WHAT THE TASK ASKS. Check each line of the records below and collect those holding "各教科等を合わせた指導".

[Stored data entries]
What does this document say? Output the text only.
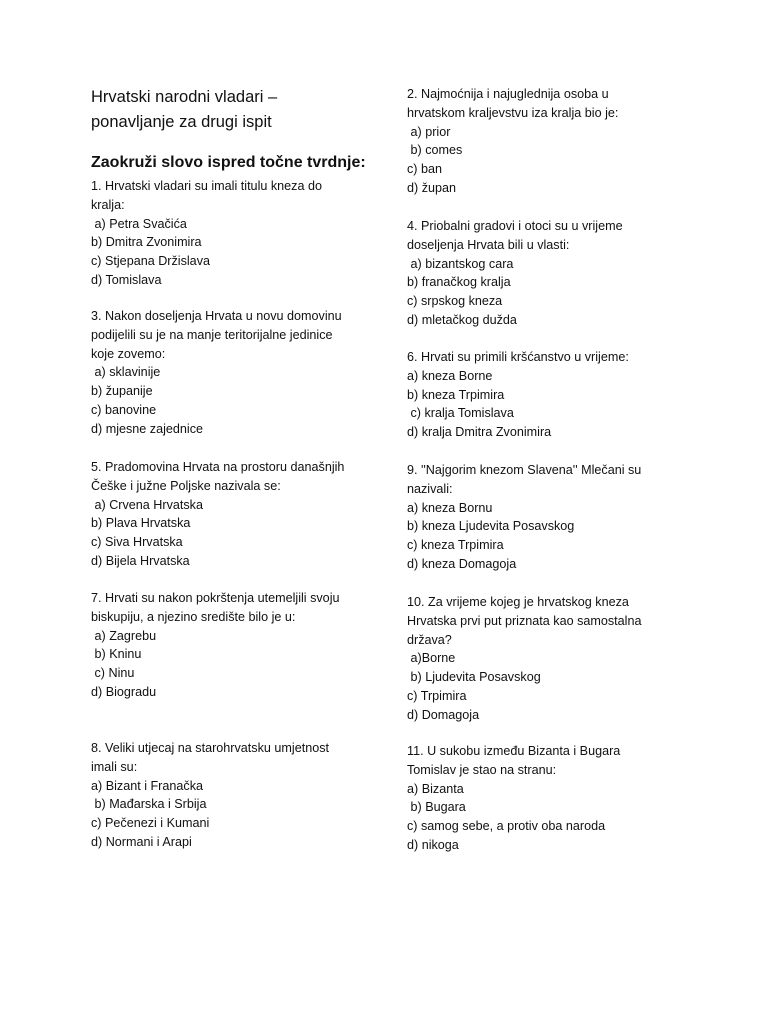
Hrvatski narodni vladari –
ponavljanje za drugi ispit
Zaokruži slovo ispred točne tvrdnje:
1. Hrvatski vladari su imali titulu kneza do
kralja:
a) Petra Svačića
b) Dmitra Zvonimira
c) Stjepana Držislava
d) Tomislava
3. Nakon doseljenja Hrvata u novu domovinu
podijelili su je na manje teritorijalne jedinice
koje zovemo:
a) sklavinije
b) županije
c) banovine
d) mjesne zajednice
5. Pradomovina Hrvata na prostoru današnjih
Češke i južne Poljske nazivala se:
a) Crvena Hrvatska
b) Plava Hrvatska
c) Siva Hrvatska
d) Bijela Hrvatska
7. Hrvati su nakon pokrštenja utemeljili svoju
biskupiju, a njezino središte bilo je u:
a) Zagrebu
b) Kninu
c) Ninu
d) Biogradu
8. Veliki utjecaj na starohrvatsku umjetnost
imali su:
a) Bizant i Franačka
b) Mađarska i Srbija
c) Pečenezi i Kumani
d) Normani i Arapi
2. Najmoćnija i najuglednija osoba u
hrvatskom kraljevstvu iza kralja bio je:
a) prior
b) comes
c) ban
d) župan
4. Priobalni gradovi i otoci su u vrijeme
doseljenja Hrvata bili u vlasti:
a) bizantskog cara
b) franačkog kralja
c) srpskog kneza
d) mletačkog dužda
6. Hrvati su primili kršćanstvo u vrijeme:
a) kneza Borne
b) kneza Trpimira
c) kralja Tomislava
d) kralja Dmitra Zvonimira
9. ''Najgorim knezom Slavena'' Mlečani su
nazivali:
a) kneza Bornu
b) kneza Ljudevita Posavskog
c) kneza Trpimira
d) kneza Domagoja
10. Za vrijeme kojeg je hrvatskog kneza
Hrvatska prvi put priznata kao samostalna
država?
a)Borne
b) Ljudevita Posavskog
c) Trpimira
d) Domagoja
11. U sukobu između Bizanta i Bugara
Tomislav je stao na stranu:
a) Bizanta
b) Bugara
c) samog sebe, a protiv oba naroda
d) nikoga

--

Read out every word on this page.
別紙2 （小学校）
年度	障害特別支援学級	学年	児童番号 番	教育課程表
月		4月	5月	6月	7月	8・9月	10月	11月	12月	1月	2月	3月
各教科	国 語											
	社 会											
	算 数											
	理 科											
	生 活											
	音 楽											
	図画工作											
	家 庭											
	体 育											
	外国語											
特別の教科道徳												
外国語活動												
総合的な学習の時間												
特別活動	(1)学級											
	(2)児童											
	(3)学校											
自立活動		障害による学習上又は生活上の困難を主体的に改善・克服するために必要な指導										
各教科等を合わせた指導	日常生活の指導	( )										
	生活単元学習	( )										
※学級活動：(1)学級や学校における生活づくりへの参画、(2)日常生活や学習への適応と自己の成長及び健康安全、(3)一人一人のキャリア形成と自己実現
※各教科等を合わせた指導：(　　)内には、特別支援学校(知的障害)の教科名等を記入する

FINAL RESULT.
各教科等を合わせた指導	日常生活の指導	( )										
※各教科等を合わせた指導：(　　)内には、特別支援学校(知的障害)の教科名等を記入する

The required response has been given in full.